## PROBLEM DETAILS
Check every line below for the word "acceder" and copy each one that has it.

## THE DATA
▬▬▬▬▬▬▬▬▬▬

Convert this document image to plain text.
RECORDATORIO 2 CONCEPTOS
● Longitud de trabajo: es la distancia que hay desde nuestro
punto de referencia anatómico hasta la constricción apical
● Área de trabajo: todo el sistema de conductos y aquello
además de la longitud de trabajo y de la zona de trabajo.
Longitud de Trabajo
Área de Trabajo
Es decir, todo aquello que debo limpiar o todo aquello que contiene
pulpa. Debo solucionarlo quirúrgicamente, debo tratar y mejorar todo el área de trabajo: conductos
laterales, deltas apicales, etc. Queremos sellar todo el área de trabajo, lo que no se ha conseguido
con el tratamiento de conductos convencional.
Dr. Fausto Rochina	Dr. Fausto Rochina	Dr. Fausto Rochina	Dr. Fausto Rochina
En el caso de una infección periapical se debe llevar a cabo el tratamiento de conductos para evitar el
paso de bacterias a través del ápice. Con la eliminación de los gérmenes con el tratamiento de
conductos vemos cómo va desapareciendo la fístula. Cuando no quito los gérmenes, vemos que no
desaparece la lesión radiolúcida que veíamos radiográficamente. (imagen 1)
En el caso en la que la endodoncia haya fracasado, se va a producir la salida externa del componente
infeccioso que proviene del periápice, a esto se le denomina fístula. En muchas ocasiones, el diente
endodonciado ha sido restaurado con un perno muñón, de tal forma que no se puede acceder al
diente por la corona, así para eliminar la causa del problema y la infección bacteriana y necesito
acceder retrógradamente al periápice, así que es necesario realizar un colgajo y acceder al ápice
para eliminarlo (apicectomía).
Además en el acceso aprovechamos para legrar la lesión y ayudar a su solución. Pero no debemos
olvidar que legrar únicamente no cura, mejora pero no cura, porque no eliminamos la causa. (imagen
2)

▬▬▬▬▬▬▬▬▬▬

## RESPONSE TO THE TASK
endodonciado ha sido restaurado con un perno muñón, de tal forma que no se puede acceder al
acceder retrógradamente al periápice, así que es necesario realizar un colgajo y acceder al ápice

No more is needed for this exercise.